Task description: Copy each of the following rows verbatim, in the order given.

***

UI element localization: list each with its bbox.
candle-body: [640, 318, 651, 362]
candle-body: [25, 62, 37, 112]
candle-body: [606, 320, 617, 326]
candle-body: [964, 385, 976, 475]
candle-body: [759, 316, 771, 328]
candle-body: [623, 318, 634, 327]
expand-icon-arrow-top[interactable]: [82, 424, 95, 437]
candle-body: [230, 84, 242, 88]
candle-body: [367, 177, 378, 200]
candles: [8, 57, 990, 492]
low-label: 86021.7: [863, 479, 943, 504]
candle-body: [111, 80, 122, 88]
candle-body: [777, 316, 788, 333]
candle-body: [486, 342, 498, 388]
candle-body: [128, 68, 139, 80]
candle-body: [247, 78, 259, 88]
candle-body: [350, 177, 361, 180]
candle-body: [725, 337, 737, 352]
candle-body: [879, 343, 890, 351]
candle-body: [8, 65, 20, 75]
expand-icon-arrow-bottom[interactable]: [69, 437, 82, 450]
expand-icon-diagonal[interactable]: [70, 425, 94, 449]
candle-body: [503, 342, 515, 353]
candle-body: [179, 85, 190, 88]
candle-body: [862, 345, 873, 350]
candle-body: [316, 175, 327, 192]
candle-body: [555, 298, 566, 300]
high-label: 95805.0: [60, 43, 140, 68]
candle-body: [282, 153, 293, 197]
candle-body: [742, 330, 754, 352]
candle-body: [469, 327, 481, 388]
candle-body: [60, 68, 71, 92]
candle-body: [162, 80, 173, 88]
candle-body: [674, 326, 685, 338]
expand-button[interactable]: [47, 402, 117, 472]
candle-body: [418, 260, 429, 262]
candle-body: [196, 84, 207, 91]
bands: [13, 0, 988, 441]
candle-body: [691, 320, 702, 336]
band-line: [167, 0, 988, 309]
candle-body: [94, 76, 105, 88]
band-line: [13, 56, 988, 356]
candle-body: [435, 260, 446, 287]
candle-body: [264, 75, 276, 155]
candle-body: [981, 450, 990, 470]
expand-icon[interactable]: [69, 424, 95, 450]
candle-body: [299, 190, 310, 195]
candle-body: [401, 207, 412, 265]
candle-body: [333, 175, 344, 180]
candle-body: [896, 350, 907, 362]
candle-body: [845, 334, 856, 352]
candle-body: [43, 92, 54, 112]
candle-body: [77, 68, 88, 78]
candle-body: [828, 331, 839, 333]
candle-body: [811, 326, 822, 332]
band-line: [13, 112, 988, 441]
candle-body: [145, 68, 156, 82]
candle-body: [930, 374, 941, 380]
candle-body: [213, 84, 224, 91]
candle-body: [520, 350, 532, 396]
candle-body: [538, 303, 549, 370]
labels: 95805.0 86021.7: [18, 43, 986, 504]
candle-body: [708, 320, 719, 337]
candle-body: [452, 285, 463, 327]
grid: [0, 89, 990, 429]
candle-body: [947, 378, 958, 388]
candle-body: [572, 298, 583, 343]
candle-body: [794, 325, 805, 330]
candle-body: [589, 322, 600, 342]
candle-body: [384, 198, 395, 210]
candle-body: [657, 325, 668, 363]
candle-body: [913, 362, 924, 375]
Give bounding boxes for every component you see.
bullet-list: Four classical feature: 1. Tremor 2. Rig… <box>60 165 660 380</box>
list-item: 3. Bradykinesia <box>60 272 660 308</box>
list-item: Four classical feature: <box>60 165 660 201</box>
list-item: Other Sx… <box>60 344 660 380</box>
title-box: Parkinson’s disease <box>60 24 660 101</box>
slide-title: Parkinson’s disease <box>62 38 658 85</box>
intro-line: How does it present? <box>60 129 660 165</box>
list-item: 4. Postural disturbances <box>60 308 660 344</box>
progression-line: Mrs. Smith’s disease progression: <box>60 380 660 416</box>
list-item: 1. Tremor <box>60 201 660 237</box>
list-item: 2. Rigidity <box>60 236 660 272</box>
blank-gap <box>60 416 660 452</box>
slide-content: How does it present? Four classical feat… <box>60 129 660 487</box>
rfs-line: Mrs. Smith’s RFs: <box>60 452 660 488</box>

***

Right answer:
UI element localization: list each with its bbox.
candle-body: [640, 318, 651, 362]
candle-body: [25, 62, 37, 112]
candle-body: [606, 320, 617, 326]
candle-body: [964, 385, 976, 475]
candle-body: [759, 316, 771, 328]
candle-body: [623, 318, 634, 327]
expand-icon-arrow-top[interactable]: [82, 424, 95, 437]
candle-body: [230, 84, 242, 88]
candle-body: [367, 177, 378, 200]
candles: [8, 57, 990, 492]
low-label: 86021.7: [863, 479, 943, 504]
candle-body: [111, 80, 122, 88]
candle-body: [777, 316, 788, 333]
candle-body: [486, 342, 498, 388]
candle-body: [128, 68, 139, 80]
candle-body: [247, 78, 259, 88]
candle-body: [350, 177, 361, 180]
candle-body: [725, 337, 737, 352]
candle-body: [879, 343, 890, 351]
candle-body: [8, 65, 20, 75]
expand-icon-arrow-bottom[interactable]: [69, 437, 82, 450]
expand-icon-diagonal[interactable]: [70, 425, 94, 449]
candle-body: [503, 342, 515, 353]
candle-body: [179, 85, 190, 88]
candle-body: [862, 345, 873, 350]
candle-body: [316, 175, 327, 192]
candle-body: [555, 298, 566, 300]
high-label: 95805.0: [60, 43, 140, 68]
candle-body: [282, 153, 293, 197]
candle-body: [742, 330, 754, 352]
candle-body: [469, 327, 481, 388]
candle-body: [60, 68, 71, 92]
candle-body: [162, 80, 173, 88]
candle-body: [674, 326, 685, 338]
expand-button[interactable]: [47, 402, 117, 472]
candle-body: [418, 260, 429, 262]
candle-body: [196, 84, 207, 91]
bands: [13, 0, 988, 441]
candle-body: [691, 320, 702, 336]
band-line: [167, 0, 988, 309]
candle-body: [94, 76, 105, 88]
band-line: [13, 56, 988, 356]
candle-body: [435, 260, 446, 287]
candle-body: [264, 75, 276, 155]
candle-body: [981, 450, 990, 470]
expand-icon[interactable]: [69, 424, 95, 450]
candle-body: [299, 190, 310, 195]
candle-body: [401, 207, 412, 265]
candle-body: [333, 175, 344, 180]
candle-body: [896, 350, 907, 362]
candle-body: [845, 334, 856, 352]
candle-body: [43, 92, 54, 112]
candle-body: [77, 68, 88, 78]
candle-body: [828, 331, 839, 333]
candle-body: [811, 326, 822, 332]
band-line: [13, 112, 988, 441]
candle-body: [145, 68, 156, 82]
candle-body: [930, 374, 941, 380]
candle-body: [213, 84, 224, 91]
candle-body: [520, 350, 532, 396]
candle-body: [538, 303, 549, 370]
labels: 95805.0 86021.7: [18, 43, 986, 504]
candle-body: [708, 320, 719, 337]
candle-body: [452, 285, 463, 327]
grid: [0, 89, 990, 429]
candle-body: [947, 378, 958, 388]
candle-body: [572, 298, 583, 343]
candle-body: [794, 325, 805, 330]
candle-body: [589, 322, 600, 342]
candle-body: [384, 198, 395, 210]
candle-body: [657, 325, 668, 363]
candle-body: [913, 362, 924, 375]
Give bounding boxes for every component you see.
bullet-list: Four classical feature: 1. Tremor 2. Rig… <box>60 165 660 380</box>
list-item: 3. Bradykinesia <box>60 272 660 308</box>
list-item: Four classical feature: <box>60 165 660 201</box>
list-item: Other Sx… <box>60 344 660 380</box>
title-box: Parkinson’s disease <box>60 24 660 101</box>
slide-title: Parkinson’s disease <box>62 38 658 85</box>
intro-line: How does it present? <box>60 129 660 165</box>
list-item: 4. Postural disturbances <box>60 308 660 344</box>
progression-line: Mrs. Smith’s disease progression: <box>60 380 660 416</box>
list-item: 1. Tremor <box>60 201 660 237</box>
list-item: 2. Rigidity <box>60 236 660 272</box>
blank-gap <box>60 416 660 452</box>
slide-content: How does it present? Four classical feat… <box>60 129 660 487</box>
rfs-line: Mrs. Smith’s RFs: <box>60 452 660 488</box>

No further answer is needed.